Brief –
Within the material below, find each line bearing the word "this" and present it.
--- start of Provided data ---
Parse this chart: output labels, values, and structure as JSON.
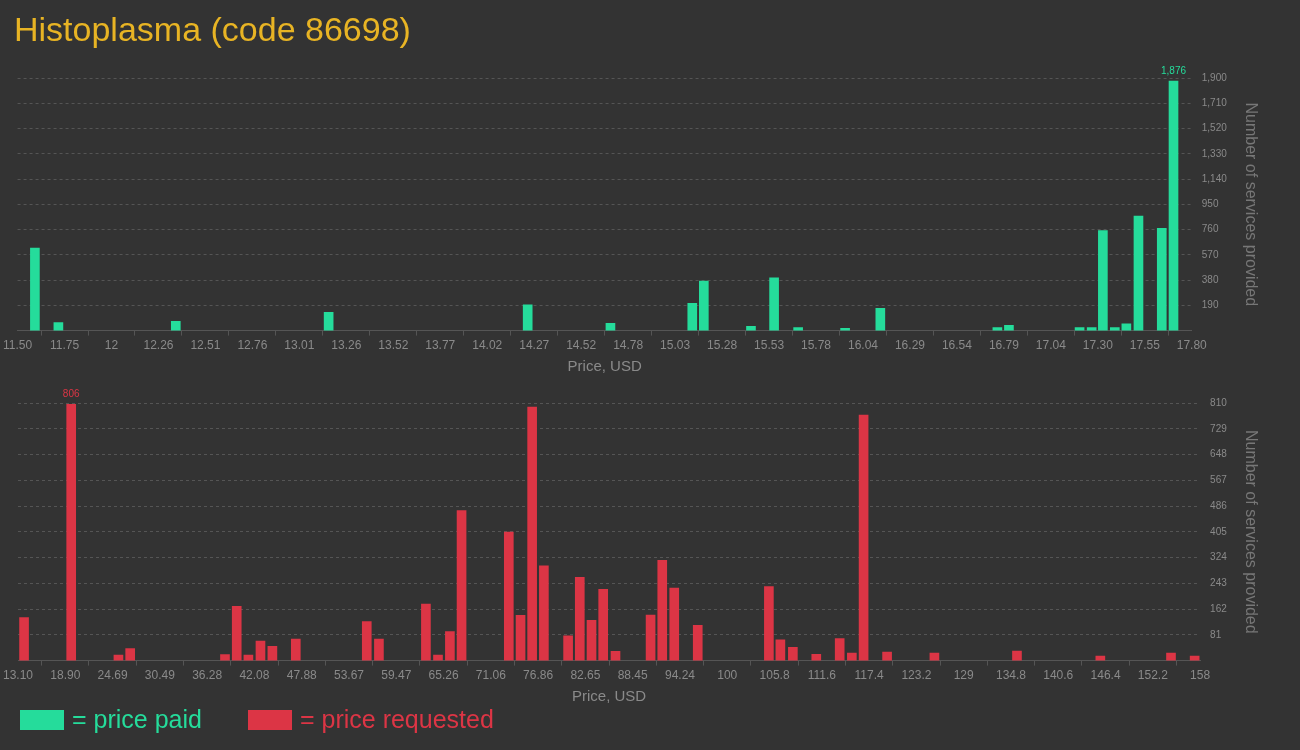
{
  "chart_data": [
    {
      "type": "bar",
      "title": "Histoplasma (code 86698)",
      "xlabel": "Price, USD",
      "ylabel": "Number of services provided",
      "x": [
        11.593,
        11.719,
        12.349,
        13.169,
        14.237,
        14.681,
        15.12,
        15.182,
        15.435,
        15.559,
        15.688,
        15.94,
        16.129,
        16.757,
        16.819,
        17.198,
        17.263,
        17.323,
        17.387,
        17.449,
        17.514,
        17.639,
        17.702
      ],
      "series": [
        {
          "name": "= price paid",
          "color": "#25dc9b",
          "values": [
            620,
            60,
            69,
            138,
            193,
            54,
            205,
            373,
            33,
            396,
            23,
            17,
            168,
            23,
            40,
            23,
            23,
            752,
            23,
            50,
            861,
            769,
            1876
          ],
          "value_labels": [
            null,
            null,
            null,
            null,
            null,
            null,
            null,
            null,
            null,
            null,
            null,
            null,
            null,
            null,
            null,
            null,
            null,
            null,
            null,
            null,
            null,
            null,
            "1,876"
          ]
        }
      ],
      "xlim": [
        11.5,
        17.8
      ],
      "xticks": [
        {
          "value": 11.5,
          "label": "11.50"
        },
        {
          "value": 11.752,
          "label": "11.75"
        },
        {
          "value": 12.004,
          "label": "12"
        },
        {
          "value": 12.256,
          "label": "12.26"
        },
        {
          "value": 12.508,
          "label": "12.51"
        },
        {
          "value": 12.76,
          "label": "12.76"
        },
        {
          "value": 13.012,
          "label": "13.01"
        },
        {
          "value": 13.264,
          "label": "13.26"
        },
        {
          "value": 13.516,
          "label": "13.52"
        },
        {
          "value": 13.768,
          "label": "13.77"
        },
        {
          "value": 14.02,
          "label": "14.02"
        },
        {
          "value": 14.272,
          "label": "14.27"
        },
        {
          "value": 14.524,
          "label": "14.52"
        },
        {
          "value": 14.776,
          "label": "14.78"
        },
        {
          "value": 15.028,
          "label": "15.03"
        },
        {
          "value": 15.28,
          "label": "15.28"
        },
        {
          "value": 15.532,
          "label": "15.53"
        },
        {
          "value": 15.784,
          "label": "15.78"
        },
        {
          "value": 16.036,
          "label": "16.04"
        },
        {
          "value": 16.288,
          "label": "16.29"
        },
        {
          "value": 16.54,
          "label": "16.54"
        },
        {
          "value": 16.792,
          "label": "16.79"
        },
        {
          "value": 17.044,
          "label": "17.04"
        },
        {
          "value": 17.296,
          "label": "17.30"
        },
        {
          "value": 17.548,
          "label": "17.55"
        },
        {
          "value": 17.8,
          "label": "17.80"
        }
      ],
      "ylim": [
        0,
        1900
      ],
      "yticks": [
        190,
        380,
        570,
        760,
        950,
        {
          "value": 1140,
          "label": "1,140"
        },
        {
          "value": 1330,
          "label": "1,330"
        },
        {
          "value": 1520,
          "label": "1,520"
        },
        {
          "value": 1710,
          "label": "1,710"
        },
        {
          "value": 1900,
          "label": "1,900"
        }
      ],
      "grid": "y",
      "legend": "bottom left"
    },
    {
      "type": "bar",
      "xlabel": "Price, USD",
      "ylabel": "Number of services provided",
      "x": [
        13.84,
        19.62,
        25.41,
        26.85,
        38.47,
        39.91,
        41.34,
        42.82,
        44.28,
        47.15,
        55.85,
        57.34,
        63.1,
        64.58,
        66.04,
        67.47,
        73.26,
        74.7,
        76.12,
        77.56,
        80.53,
        81.96,
        83.4,
        84.83,
        86.34,
        90.64,
        92.07,
        93.54,
        96.42,
        105.14,
        106.55,
        108.08,
        110.95,
        113.82,
        115.31,
        116.75,
        119.63,
        125.43,
        135.55,
        145.77,
        154.43,
        157.33
      ],
      "series": [
        {
          "name": "= price requested",
          "color": "#dc3545",
          "values": [
            135,
            806,
            17,
            38,
            19,
            171,
            17,
            61,
            45,
            68,
            123,
            68,
            178,
            17,
            91,
            472,
            404,
            142,
            797,
            298,
            78,
            262,
            127,
            224,
            29,
            143,
            315,
            228,
            111,
            233,
            65,
            42,
            20,
            69,
            24,
            772,
            27,
            24,
            30,
            14,
            24,
            14
          ],
          "value_labels": [
            null,
            "806",
            null,
            null,
            null,
            null,
            null,
            null,
            null,
            null,
            null,
            null,
            null,
            null,
            null,
            null,
            null,
            null,
            null,
            null,
            null,
            null,
            null,
            null,
            null,
            null,
            null,
            null,
            null,
            null,
            null,
            null,
            null,
            null,
            null,
            null,
            null,
            null,
            null,
            null,
            null,
            null
          ]
        }
      ],
      "xlim": [
        13.1,
        158
      ],
      "xticks": [
        {
          "value": 13.1,
          "label": "13.10"
        },
        {
          "value": 18.896,
          "label": "18.90"
        },
        {
          "value": 24.692,
          "label": "24.69"
        },
        {
          "value": 30.488,
          "label": "30.49"
        },
        {
          "value": 36.284,
          "label": "36.28"
        },
        {
          "value": 42.08,
          "label": "42.08"
        },
        {
          "value": 47.876,
          "label": "47.88"
        },
        {
          "value": 53.672,
          "label": "53.67"
        },
        {
          "value": 59.468,
          "label": "59.47"
        },
        {
          "value": 65.264,
          "label": "65.26"
        },
        {
          "value": 71.06,
          "label": "71.06"
        },
        {
          "value": 76.856,
          "label": "76.86"
        },
        {
          "value": 82.652,
          "label": "82.65"
        },
        {
          "value": 88.448,
          "label": "88.45"
        },
        {
          "value": 94.244,
          "label": "94.24"
        },
        {
          "value": 100.04,
          "label": "100"
        },
        {
          "value": 105.836,
          "label": "105.8"
        },
        {
          "value": 111.632,
          "label": "111.6"
        },
        {
          "value": 117.428,
          "label": "117.4"
        },
        {
          "value": 123.224,
          "label": "123.2"
        },
        {
          "value": 129.02,
          "label": "129"
        },
        {
          "value": 134.816,
          "label": "134.8"
        },
        {
          "value": 140.612,
          "label": "140.6"
        },
        {
          "value": 146.408,
          "label": "146.4"
        },
        {
          "value": 152.204,
          "label": "152.2"
        },
        {
          "value": 158,
          "label": "158"
        }
      ],
      "ylim": [
        0,
        810
      ],
      "yticks": [
        81,
        162,
        243,
        324,
        405,
        486,
        567,
        648,
        729,
        810
      ],
      "grid": "y",
      "legend": "bottom left"
    }
  ]
}
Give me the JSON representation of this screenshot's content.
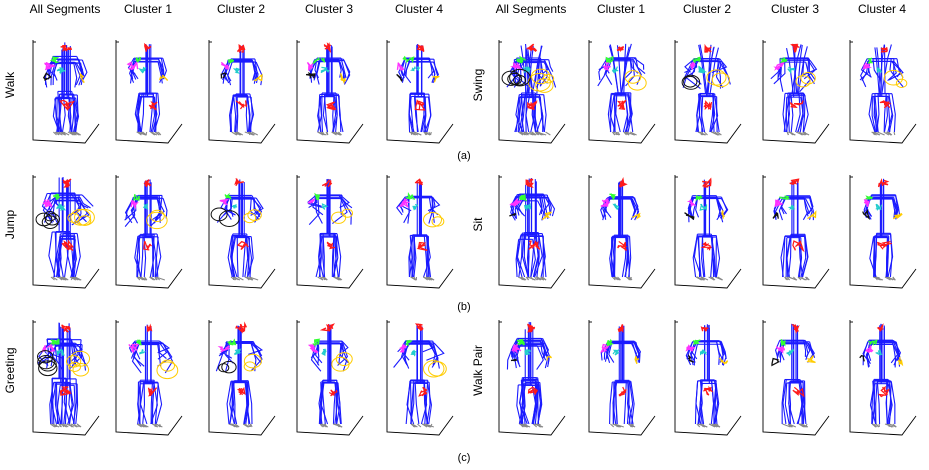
--- end of Provided data ---
Output –
Parse this chart: output labels, values, and structure as JSON.
Give me the JSON representation of this screenshot's content.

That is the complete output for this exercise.